# [Task description]
Reproduce each of the rows below verbatim, in the same order.

# [Raw data]
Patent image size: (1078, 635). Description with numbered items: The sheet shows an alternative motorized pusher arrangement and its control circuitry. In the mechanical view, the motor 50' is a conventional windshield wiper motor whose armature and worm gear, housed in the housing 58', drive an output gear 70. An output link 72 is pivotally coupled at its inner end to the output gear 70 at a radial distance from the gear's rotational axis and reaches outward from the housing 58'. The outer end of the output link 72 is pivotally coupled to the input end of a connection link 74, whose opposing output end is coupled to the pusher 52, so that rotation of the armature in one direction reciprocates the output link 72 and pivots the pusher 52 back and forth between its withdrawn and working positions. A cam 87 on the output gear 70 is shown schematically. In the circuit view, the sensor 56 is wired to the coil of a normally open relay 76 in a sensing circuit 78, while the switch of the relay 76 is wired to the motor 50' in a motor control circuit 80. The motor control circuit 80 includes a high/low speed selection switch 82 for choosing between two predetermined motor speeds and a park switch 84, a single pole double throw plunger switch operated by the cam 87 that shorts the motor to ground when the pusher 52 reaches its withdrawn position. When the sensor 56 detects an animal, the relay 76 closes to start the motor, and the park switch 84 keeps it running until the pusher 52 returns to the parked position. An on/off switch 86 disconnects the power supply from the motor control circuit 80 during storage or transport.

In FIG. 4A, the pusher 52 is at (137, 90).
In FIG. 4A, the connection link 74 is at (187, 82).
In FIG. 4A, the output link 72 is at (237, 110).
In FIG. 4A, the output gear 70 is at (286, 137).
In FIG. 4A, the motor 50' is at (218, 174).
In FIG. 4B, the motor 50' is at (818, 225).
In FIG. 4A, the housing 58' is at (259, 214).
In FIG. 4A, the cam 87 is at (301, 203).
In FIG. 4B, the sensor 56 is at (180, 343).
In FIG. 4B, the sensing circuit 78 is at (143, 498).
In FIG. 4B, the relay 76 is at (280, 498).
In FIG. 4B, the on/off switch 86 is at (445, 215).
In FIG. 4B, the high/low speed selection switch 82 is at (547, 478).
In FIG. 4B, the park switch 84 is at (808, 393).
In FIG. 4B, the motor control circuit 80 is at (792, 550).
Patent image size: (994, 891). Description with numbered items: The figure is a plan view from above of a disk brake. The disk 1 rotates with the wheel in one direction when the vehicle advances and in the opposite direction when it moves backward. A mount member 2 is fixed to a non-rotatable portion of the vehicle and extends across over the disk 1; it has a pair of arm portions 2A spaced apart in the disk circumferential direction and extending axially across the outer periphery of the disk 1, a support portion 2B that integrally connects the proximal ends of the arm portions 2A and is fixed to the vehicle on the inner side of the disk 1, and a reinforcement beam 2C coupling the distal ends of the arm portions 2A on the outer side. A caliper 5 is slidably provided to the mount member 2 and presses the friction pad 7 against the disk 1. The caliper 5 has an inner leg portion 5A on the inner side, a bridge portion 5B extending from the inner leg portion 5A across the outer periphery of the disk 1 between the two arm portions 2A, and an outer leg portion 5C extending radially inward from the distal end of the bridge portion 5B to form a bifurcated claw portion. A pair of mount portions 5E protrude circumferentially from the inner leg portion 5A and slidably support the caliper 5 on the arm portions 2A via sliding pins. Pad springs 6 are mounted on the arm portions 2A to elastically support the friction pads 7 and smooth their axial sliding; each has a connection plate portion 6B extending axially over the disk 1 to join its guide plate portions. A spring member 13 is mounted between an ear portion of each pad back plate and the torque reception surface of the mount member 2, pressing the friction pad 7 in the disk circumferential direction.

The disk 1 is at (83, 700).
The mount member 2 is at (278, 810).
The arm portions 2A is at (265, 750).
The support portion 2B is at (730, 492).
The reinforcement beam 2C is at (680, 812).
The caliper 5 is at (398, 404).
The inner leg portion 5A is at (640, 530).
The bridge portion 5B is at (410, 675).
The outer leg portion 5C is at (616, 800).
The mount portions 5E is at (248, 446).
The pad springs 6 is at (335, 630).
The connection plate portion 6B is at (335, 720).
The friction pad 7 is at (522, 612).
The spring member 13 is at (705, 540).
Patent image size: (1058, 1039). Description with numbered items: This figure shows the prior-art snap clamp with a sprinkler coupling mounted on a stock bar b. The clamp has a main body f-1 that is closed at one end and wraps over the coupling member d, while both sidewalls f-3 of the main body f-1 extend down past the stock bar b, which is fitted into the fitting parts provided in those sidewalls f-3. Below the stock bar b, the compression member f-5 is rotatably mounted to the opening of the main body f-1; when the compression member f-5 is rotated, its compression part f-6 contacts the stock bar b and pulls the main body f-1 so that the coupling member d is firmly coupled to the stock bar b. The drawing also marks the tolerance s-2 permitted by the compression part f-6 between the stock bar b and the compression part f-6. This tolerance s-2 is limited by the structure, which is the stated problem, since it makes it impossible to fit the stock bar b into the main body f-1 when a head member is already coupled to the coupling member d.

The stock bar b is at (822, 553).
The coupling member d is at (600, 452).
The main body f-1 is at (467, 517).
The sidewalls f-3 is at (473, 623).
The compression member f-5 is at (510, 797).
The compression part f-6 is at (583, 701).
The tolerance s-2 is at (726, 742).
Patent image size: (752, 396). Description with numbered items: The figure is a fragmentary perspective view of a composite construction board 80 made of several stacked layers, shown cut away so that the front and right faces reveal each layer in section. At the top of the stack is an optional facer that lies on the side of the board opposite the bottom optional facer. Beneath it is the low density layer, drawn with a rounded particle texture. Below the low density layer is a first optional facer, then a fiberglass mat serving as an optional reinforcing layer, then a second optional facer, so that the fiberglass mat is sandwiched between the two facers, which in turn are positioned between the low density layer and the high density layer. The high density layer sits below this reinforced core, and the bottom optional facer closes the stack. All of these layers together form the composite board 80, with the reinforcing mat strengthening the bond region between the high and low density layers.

# [Written response]
Patent image size: (1078, 635). Description with numbered items: The sheet shows an alternative motorized pusher arrangement and its control circuitry. In the mechanical view, the motor 50' is a conventional windshield wiper motor whose armature and worm gear, housed in the housing 58', drive an output gear 70. An output link 72 is pivotally coupled at its inner end to the output gear 70 at a radial distance from the gear's rotational axis and reaches outward from the housing 58'. The outer end of the output link 72 is pivotally coupled to the input end of a connection link 74, whose opposing output end is coupled to the pusher 52, so that rotation of the armature in one direction reciprocates the output link 72 and pivots the pusher 52 back and forth between its withdrawn and working positions. A cam 87 on the output gear 70 is shown schematically. In the circuit view, the sensor 56 is wired to the coil of a normally open relay 76 in a sensing circuit 78, while the switch of the relay 76 is wired to the motor 50' in a motor control circuit 80. The motor control circuit 80 includes a high/low speed selection switch 82 for choosing between two predetermined motor speeds and a park switch 84, a single pole double throw plunger switch operated by the cam 87 that shorts the motor to ground when the pusher 52 reaches its withdrawn position. When the sensor 56 detects an animal, the relay 76 closes to start the motor, and the park switch 84 keeps it running until the pusher 52 returns to the parked position. An on/off switch 86 disconnects the power supply from the motor control circuit 80 during storage or transport.

In FIG. 4A, the pusher 52 is at (137, 90).
In FIG. 4A, the connection link 74 is at (187, 82).
In FIG. 4A, the output link 72 is at (237, 110).
In FIG. 4A, the output gear 70 is at (286, 137).
In FIG. 4A, the motor 50' is at (218, 174).
In FIG. 4B, the motor 50' is at (818, 225).
In FIG. 4A, the housing 58' is at (259, 214).
In FIG. 4A, the cam 87 is at (301, 203).
In FIG. 4B, the sensor 56 is at (180, 343).
In FIG. 4B, the sensing circuit 78 is at (143, 498).
In FIG. 4B, the relay 76 is at (280, 498).
In FIG. 4B, the on/off switch 86 is at (445, 215).
In FIG. 4B, the high/low speed selection switch 82 is at (547, 478).
In FIG. 4B, the park switch 84 is at (808, 393).
In FIG. 4B, the motor control circuit 80 is at (792, 550).
Patent image size: (994, 891). Description with numbered items: The figure is a plan view from above of a disk brake. The disk 1 rotates with the wheel in one direction when the vehicle advances and in the opposite direction when it moves backward. A mount member 2 is fixed to a non-rotatable portion of the vehicle and extends across over the disk 1; it has a pair of arm portions 2A spaced apart in the disk circumferential direction and extending axially across the outer periphery of the disk 1, a support portion 2B that integrally connects the proximal ends of the arm portions 2A and is fixed to the vehicle on the inner side of the disk 1, and a reinforcement beam 2C coupling the distal ends of the arm portions 2A on the outer side. A caliper 5 is slidably provided to the mount member 2 and presses the friction pad 7 against the disk 1. The caliper 5 has an inner leg portion 5A on the inner side, a bridge portion 5B extending from the inner leg portion 5A across the outer periphery of the disk 1 between the two arm portions 2A, and an outer leg portion 5C extending radially inward from the distal end of the bridge portion 5B to form a bifurcated claw portion. A pair of mount portions 5E protrude circumferentially from the inner leg portion 5A and slidably support the caliper 5 on the arm portions 2A via sliding pins. Pad springs 6 are mounted on the arm portions 2A to elastically support the friction pads 7 and smooth their axial sliding; each has a connection plate portion 6B extending axially over the disk 1 to join its guide plate portions. A spring member 13 is mounted between an ear portion of each pad back plate and the torque reception surface of the mount member 2, pressing the friction pad 7 in the disk circumferential direction.

The disk 1 is at (83, 700).
The mount member 2 is at (278, 810).
The arm portions 2A is at (265, 750).
The support portion 2B is at (730, 492).
The reinforcement beam 2C is at (680, 812).
The caliper 5 is at (398, 404).
The inner leg portion 5A is at (640, 530).
The bridge portion 5B is at (410, 675).
The outer leg portion 5C is at (616, 800).
The mount portions 5E is at (248, 446).
The pad springs 6 is at (335, 630).
The connection plate portion 6B is at (335, 720).
The friction pad 7 is at (522, 612).
The spring member 13 is at (705, 540).
Patent image size: (1058, 1039). Description with numbered items: This figure shows the prior-art snap clamp with a sprinkler coupling mounted on a stock bar b. The clamp has a main body f-1 that is closed at one end and wraps over the coupling member d, while both sidewalls f-3 of the main body f-1 extend down past the stock bar b, which is fitted into the fitting parts provided in those sidewalls f-3. Below the stock bar b, the compression member f-5 is rotatably mounted to the opening of the main body f-1; when the compression member f-5 is rotated, its compression part f-6 contacts the stock bar b and pulls the main body f-1 so that the coupling member d is firmly coupled to the stock bar b. The drawing also marks the tolerance s-2 permitted by the compression part f-6 between the stock bar b and the compression part f-6. This tolerance s-2 is limited by the structure, which is the stated problem, since it makes it impossible to fit the stock bar b into the main body f-1 when a head member is already coupled to the coupling member d.

The stock bar b is at (822, 553).
The coupling member d is at (600, 452).
The main body f-1 is at (467, 517).
The sidewalls f-3 is at (473, 623).
The compression member f-5 is at (510, 797).
The compression part f-6 is at (583, 701).
The tolerance s-2 is at (726, 742).
Patent image size: (752, 396). Description with numbered items: The figure is a fragmentary perspective view of a composite construction board 80 made of several stacked layers, shown cut away so that the front and right faces reveal each layer in section. At the top of the stack is an optional facer that lies on the side of the board opposite the bottom optional facer. Beneath it is the low density layer, drawn with a rounded particle texture. Below the low density layer is a first optional facer, then a fiberglass mat serving as an optional reinforcing layer, then a second optional facer, so that the fiberglass mat is sandwiched between the two facers, which in turn are positioned between the low density layer and the high density layer. The high density layer sits below this reinforced core, and the bottom optional facer closes the stack. All of these layers together form the composite board 80, with the reinforcing mat strengthening the bond region between the high and low density layers.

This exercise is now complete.